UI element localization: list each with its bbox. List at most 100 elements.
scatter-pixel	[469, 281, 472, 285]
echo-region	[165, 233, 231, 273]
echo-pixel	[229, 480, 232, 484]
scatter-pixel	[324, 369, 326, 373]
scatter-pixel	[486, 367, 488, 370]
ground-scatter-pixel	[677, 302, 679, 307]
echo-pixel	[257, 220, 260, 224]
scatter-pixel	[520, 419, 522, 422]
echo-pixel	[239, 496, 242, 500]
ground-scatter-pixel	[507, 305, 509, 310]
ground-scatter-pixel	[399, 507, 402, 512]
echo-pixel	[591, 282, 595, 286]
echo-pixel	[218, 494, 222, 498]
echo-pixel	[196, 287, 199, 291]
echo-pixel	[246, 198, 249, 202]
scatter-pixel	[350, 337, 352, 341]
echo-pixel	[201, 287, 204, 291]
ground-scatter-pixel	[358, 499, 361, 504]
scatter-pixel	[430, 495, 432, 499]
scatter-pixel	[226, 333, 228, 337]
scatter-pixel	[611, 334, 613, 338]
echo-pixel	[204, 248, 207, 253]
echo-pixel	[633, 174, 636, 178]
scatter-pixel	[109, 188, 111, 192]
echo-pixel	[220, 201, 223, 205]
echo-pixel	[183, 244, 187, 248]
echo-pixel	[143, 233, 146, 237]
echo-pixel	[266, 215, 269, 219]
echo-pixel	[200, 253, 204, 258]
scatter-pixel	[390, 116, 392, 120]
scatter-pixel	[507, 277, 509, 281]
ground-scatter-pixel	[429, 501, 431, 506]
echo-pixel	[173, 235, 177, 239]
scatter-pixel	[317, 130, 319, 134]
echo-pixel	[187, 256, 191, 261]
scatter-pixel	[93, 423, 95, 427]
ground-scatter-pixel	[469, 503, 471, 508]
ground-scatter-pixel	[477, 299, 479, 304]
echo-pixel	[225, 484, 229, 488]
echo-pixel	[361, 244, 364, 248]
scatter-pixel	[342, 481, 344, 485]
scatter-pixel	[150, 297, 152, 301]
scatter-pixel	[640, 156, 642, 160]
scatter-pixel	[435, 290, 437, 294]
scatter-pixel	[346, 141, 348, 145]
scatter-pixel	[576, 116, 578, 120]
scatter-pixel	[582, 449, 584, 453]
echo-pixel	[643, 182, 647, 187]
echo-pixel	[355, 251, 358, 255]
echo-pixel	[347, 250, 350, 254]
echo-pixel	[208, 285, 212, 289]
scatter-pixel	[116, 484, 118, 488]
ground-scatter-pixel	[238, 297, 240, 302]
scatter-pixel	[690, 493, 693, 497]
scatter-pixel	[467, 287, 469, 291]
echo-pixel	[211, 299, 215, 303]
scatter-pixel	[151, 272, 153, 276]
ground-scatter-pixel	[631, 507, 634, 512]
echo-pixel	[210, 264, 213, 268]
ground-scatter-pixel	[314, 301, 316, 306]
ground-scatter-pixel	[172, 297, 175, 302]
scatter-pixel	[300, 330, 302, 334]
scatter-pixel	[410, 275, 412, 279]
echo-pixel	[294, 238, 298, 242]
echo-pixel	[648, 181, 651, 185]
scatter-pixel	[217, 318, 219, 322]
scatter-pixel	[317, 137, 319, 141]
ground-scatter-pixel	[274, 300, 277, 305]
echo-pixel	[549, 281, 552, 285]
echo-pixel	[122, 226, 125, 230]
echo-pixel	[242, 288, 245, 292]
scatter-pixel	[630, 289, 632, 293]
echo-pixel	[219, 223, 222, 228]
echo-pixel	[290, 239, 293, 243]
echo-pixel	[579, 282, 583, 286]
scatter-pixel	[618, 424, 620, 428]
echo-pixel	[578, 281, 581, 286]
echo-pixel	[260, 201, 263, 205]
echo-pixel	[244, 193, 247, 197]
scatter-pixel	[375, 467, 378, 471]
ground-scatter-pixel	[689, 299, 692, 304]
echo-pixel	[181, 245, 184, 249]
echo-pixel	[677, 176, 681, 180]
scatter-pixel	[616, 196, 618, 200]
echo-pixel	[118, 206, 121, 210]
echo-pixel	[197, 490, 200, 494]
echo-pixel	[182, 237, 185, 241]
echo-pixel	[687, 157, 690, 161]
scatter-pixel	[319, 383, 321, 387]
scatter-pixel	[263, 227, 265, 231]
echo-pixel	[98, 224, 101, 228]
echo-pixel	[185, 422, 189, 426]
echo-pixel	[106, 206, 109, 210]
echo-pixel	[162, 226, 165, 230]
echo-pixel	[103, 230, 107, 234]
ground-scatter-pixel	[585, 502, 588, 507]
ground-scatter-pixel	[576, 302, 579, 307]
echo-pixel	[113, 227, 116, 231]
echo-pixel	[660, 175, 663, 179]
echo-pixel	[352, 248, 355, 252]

* * * *

## STATED GOAL
Swap "ground-scatter-pixel" for "ground-clutter-pixel" everywhere in the records and leave every other line and value unchanged.

## THE RESULT
UI element localization: list each with its bbox. List at most 100 elements.
scatter-pixel	[469, 281, 472, 285]
echo-region	[165, 233, 231, 273]
echo-pixel	[229, 480, 232, 484]
scatter-pixel	[324, 369, 326, 373]
scatter-pixel	[486, 367, 488, 370]
ground-clutter-pixel	[677, 302, 679, 307]
echo-pixel	[257, 220, 260, 224]
scatter-pixel	[520, 419, 522, 422]
echo-pixel	[239, 496, 242, 500]
ground-clutter-pixel	[507, 305, 509, 310]
ground-clutter-pixel	[399, 507, 402, 512]
echo-pixel	[591, 282, 595, 286]
echo-pixel	[218, 494, 222, 498]
echo-pixel	[196, 287, 199, 291]
echo-pixel	[246, 198, 249, 202]
scatter-pixel	[350, 337, 352, 341]
echo-pixel	[201, 287, 204, 291]
ground-clutter-pixel	[358, 499, 361, 504]
scatter-pixel	[430, 495, 432, 499]
scatter-pixel	[226, 333, 228, 337]
scatter-pixel	[611, 334, 613, 338]
echo-pixel	[204, 248, 207, 253]
echo-pixel	[633, 174, 636, 178]
scatter-pixel	[109, 188, 111, 192]
echo-pixel	[220, 201, 223, 205]
echo-pixel	[183, 244, 187, 248]
echo-pixel	[143, 233, 146, 237]
echo-pixel	[266, 215, 269, 219]
echo-pixel	[200, 253, 204, 258]
scatter-pixel	[390, 116, 392, 120]
scatter-pixel	[507, 277, 509, 281]
ground-clutter-pixel	[429, 501, 431, 506]
echo-pixel	[173, 235, 177, 239]
scatter-pixel	[317, 130, 319, 134]
echo-pixel	[187, 256, 191, 261]
scatter-pixel	[93, 423, 95, 427]
ground-clutter-pixel	[469, 503, 471, 508]
ground-clutter-pixel	[477, 299, 479, 304]
echo-pixel	[225, 484, 229, 488]
echo-pixel	[361, 244, 364, 248]
scatter-pixel	[342, 481, 344, 485]
scatter-pixel	[150, 297, 152, 301]
scatter-pixel	[640, 156, 642, 160]
scatter-pixel	[435, 290, 437, 294]
scatter-pixel	[346, 141, 348, 145]
scatter-pixel	[576, 116, 578, 120]
scatter-pixel	[582, 449, 584, 453]
echo-pixel	[643, 182, 647, 187]
echo-pixel	[355, 251, 358, 255]
echo-pixel	[347, 250, 350, 254]
echo-pixel	[208, 285, 212, 289]
scatter-pixel	[116, 484, 118, 488]
ground-clutter-pixel	[238, 297, 240, 302]
scatter-pixel	[690, 493, 693, 497]
scatter-pixel	[467, 287, 469, 291]
echo-pixel	[211, 299, 215, 303]
scatter-pixel	[151, 272, 153, 276]
ground-clutter-pixel	[631, 507, 634, 512]
echo-pixel	[210, 264, 213, 268]
ground-clutter-pixel	[314, 301, 316, 306]
ground-clutter-pixel	[172, 297, 175, 302]
scatter-pixel	[300, 330, 302, 334]
scatter-pixel	[410, 275, 412, 279]
echo-pixel	[294, 238, 298, 242]
echo-pixel	[648, 181, 651, 185]
scatter-pixel	[217, 318, 219, 322]
scatter-pixel	[317, 137, 319, 141]
ground-clutter-pixel	[274, 300, 277, 305]
echo-pixel	[549, 281, 552, 285]
echo-pixel	[122, 226, 125, 230]
echo-pixel	[242, 288, 245, 292]
scatter-pixel	[630, 289, 632, 293]
echo-pixel	[219, 223, 222, 228]
echo-pixel	[290, 239, 293, 243]
echo-pixel	[579, 282, 583, 286]
scatter-pixel	[618, 424, 620, 428]
echo-pixel	[578, 281, 581, 286]
echo-pixel	[260, 201, 263, 205]
echo-pixel	[244, 193, 247, 197]
scatter-pixel	[375, 467, 378, 471]
ground-clutter-pixel	[689, 299, 692, 304]
echo-pixel	[181, 245, 184, 249]
echo-pixel	[677, 176, 681, 180]
scatter-pixel	[616, 196, 618, 200]
echo-pixel	[118, 206, 121, 210]
echo-pixel	[197, 490, 200, 494]
echo-pixel	[182, 237, 185, 241]
echo-pixel	[687, 157, 690, 161]
scatter-pixel	[319, 383, 321, 387]
scatter-pixel	[263, 227, 265, 231]
echo-pixel	[98, 224, 101, 228]
echo-pixel	[185, 422, 189, 426]
echo-pixel	[106, 206, 109, 210]
echo-pixel	[162, 226, 165, 230]
echo-pixel	[103, 230, 107, 234]
ground-clutter-pixel	[585, 502, 588, 507]
ground-clutter-pixel	[576, 302, 579, 307]
echo-pixel	[113, 227, 116, 231]
echo-pixel	[660, 175, 663, 179]
echo-pixel	[352, 248, 355, 252]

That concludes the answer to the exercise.